Task to carry out
Go through the records and give each one again exactly.
** BEGIN Excerpted data **
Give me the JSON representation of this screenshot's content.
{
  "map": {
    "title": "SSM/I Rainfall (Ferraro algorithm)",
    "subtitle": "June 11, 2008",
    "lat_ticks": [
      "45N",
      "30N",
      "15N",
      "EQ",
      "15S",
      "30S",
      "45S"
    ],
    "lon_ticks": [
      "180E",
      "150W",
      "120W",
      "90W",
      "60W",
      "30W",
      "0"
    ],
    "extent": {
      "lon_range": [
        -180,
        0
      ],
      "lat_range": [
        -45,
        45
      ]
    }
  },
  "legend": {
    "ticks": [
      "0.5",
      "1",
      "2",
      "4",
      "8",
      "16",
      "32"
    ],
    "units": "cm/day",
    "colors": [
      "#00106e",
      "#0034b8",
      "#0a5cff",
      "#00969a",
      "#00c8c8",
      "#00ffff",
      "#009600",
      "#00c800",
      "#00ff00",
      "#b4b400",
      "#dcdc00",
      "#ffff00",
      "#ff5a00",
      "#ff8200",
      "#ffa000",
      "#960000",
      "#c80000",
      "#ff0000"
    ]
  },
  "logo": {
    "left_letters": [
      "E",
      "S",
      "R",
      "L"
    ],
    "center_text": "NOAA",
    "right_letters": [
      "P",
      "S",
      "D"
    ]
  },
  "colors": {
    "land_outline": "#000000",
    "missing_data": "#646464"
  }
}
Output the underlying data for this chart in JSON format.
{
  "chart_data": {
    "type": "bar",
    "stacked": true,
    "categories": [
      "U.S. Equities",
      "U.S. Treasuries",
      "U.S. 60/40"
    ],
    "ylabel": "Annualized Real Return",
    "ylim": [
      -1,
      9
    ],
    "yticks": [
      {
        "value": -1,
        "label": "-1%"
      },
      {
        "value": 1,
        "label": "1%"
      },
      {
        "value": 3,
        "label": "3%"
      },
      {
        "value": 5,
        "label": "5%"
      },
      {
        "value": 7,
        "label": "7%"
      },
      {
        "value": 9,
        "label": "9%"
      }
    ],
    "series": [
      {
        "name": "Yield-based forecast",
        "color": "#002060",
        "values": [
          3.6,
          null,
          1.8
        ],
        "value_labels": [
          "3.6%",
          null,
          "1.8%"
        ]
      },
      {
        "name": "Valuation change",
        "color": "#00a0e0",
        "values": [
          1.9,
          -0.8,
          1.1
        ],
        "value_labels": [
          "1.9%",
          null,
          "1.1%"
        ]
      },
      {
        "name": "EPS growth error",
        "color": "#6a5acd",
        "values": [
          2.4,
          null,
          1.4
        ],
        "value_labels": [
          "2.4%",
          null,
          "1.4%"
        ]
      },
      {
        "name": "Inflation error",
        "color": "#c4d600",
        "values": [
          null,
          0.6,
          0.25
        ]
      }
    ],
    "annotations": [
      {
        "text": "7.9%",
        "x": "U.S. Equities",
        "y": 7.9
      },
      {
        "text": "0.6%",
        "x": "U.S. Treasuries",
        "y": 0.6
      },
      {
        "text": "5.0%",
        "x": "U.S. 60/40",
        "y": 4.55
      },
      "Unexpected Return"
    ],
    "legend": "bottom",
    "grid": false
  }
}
** END Excerpted data **
Written response
Give me the JSON representation of this screenshot's content.
{
  "map": {
    "title": "SSM/I Rainfall (Ferraro algorithm)",
    "subtitle": "June 11, 2008",
    "lat_ticks": [
      "45N",
      "30N",
      "15N",
      "EQ",
      "15S",
      "30S",
      "45S"
    ],
    "lon_ticks": [
      "180E",
      "150W",
      "120W",
      "90W",
      "60W",
      "30W",
      "0"
    ],
    "extent": {
      "lon_range": [
        -180,
        0
      ],
      "lat_range": [
        -45,
        45
      ]
    }
  },
  "legend": {
    "ticks": [
      "0.5",
      "1",
      "2",
      "4",
      "8",
      "16",
      "32"
    ],
    "units": "cm/day",
    "colors": [
      "#00106e",
      "#0034b8",
      "#0a5cff",
      "#00969a",
      "#00c8c8",
      "#00ffff",
      "#009600",
      "#00c800",
      "#00ff00",
      "#b4b400",
      "#dcdc00",
      "#ffff00",
      "#ff5a00",
      "#ff8200",
      "#ffa000",
      "#960000",
      "#c80000",
      "#ff0000"
    ]
  },
  "logo": {
    "left_letters": [
      "E",
      "S",
      "R",
      "L"
    ],
    "center_text": "NOAA",
    "right_letters": [
      "P",
      "S",
      "D"
    ]
  },
  "colors": {
    "land_outline": "#000000",
    "missing_data": "#646464"
  }
}
Output the underlying data for this chart in JSON format.
{
  "chart_data": {
    "type": "bar",
    "stacked": true,
    "categories": [
      "U.S. Equities",
      "U.S. Treasuries",
      "U.S. 60/40"
    ],
    "ylabel": "Annualized Real Return",
    "ylim": [
      -1,
      9
    ],
    "yticks": [
      {
        "value": -1,
        "label": "-1%"
      },
      {
        "value": 1,
        "label": "1%"
      },
      {
        "value": 3,
        "label": "3%"
      },
      {
        "value": 5,
        "label": "5%"
      },
      {
        "value": 7,
        "label": "7%"
      },
      {
        "value": 9,
        "label": "9%"
      }
    ],
    "series": [
      {
        "name": "Yield-based forecast",
        "color": "#002060",
        "values": [
          3.6,
          null,
          1.8
        ],
        "value_labels": [
          "3.6%",
          null,
          "1.8%"
        ]
      },
      {
        "name": "Valuation change",
        "color": "#00a0e0",
        "values": [
          1.9,
          -0.8,
          1.1
        ],
        "value_labels": [
          "1.9%",
          null,
          "1.1%"
        ]
      },
      {
        "name": "EPS growth error",
        "color": "#6a5acd",
        "values": [
          2.4,
          null,
          1.4
        ],
        "value_labels": [
          "2.4%",
          null,
          "1.4%"
        ]
      },
      {
        "name": "Inflation error",
        "color": "#c4d600",
        "values": [
          null,
          0.6,
          0.25
        ]
      }
    ],
    "annotations": [
      {
        "text": "7.9%",
        "x": "U.S. Equities",
        "y": 7.9
      },
      {
        "text": "0.6%",
        "x": "U.S. Treasuries",
        "y": 0.6
      },
      {
        "text": "5.0%",
        "x": "U.S. 60/40",
        "y": 4.55
      },
      "Unexpected Return"
    ],
    "legend": "bottom",
    "grid": false
  }
}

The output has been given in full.